## Aim
Select from the data all lines with the word "marker".

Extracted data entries

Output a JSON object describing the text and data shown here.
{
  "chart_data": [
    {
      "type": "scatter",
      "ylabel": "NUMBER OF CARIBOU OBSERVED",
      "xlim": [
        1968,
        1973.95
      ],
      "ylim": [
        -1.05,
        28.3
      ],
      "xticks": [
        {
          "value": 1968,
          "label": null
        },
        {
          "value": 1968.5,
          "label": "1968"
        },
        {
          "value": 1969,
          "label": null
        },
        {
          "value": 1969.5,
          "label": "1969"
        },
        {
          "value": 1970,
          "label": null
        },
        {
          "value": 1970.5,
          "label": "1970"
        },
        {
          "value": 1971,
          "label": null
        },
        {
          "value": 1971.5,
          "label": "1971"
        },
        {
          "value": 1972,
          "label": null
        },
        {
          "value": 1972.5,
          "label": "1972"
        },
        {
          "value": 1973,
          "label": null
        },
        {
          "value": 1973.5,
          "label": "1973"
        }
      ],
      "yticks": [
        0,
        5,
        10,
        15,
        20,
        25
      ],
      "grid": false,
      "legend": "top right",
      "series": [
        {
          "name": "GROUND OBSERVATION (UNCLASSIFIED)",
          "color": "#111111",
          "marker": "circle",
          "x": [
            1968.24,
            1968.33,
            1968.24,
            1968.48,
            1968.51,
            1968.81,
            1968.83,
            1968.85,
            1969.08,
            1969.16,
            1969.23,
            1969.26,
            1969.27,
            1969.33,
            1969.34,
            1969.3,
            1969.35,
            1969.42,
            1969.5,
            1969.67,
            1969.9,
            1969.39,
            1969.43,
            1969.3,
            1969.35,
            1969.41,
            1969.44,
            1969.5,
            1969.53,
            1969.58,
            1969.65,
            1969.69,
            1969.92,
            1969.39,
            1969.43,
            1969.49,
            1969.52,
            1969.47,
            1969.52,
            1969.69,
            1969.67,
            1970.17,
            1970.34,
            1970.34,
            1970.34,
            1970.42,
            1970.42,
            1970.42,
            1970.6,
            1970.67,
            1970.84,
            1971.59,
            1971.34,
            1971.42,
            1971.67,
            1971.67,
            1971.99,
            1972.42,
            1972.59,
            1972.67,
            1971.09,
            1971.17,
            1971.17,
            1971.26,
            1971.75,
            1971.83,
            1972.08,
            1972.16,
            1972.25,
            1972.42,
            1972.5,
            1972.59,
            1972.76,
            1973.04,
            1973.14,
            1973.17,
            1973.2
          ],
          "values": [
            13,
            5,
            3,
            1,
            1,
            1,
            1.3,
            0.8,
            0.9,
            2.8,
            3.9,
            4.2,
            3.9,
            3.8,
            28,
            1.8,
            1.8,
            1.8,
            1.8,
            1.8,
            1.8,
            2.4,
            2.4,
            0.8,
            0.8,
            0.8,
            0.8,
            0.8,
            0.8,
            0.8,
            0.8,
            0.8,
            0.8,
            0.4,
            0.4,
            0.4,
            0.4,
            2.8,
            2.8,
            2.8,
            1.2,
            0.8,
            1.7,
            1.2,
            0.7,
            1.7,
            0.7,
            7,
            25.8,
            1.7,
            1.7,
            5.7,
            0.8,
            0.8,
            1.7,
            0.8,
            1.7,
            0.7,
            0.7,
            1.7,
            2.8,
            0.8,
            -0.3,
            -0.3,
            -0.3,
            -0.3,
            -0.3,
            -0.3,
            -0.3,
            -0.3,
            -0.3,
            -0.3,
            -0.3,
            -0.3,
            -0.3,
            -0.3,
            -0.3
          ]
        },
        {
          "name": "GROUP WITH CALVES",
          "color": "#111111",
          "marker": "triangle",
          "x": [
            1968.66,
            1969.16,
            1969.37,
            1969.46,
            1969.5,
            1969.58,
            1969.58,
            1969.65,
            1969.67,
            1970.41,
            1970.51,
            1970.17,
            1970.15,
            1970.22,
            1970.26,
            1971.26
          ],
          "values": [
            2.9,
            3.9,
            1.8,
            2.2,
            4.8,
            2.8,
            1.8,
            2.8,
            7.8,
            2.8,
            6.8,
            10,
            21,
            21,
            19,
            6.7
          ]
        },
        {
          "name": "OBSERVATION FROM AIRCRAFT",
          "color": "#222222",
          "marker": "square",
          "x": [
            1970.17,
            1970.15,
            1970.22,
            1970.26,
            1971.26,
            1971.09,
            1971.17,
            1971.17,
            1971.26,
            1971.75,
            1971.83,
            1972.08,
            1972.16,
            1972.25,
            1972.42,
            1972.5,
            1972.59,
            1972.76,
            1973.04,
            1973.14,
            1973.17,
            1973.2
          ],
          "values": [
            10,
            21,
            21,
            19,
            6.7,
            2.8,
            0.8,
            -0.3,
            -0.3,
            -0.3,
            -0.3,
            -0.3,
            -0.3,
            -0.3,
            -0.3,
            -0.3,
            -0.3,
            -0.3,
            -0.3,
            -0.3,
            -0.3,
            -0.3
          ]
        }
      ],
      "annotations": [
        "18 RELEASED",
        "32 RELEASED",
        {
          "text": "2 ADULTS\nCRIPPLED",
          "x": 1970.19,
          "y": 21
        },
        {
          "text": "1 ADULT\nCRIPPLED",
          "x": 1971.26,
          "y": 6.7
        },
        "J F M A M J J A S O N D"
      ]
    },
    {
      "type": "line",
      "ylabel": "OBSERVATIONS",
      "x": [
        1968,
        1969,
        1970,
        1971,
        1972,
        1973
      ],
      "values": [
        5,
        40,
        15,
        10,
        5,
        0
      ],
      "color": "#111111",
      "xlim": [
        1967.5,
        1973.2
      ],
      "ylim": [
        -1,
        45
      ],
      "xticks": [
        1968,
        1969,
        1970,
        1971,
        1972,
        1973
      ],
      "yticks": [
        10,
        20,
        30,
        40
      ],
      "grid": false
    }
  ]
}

## Solution for this task
          "marker": "circle",
          "marker": "triangle",
          "marker": "square",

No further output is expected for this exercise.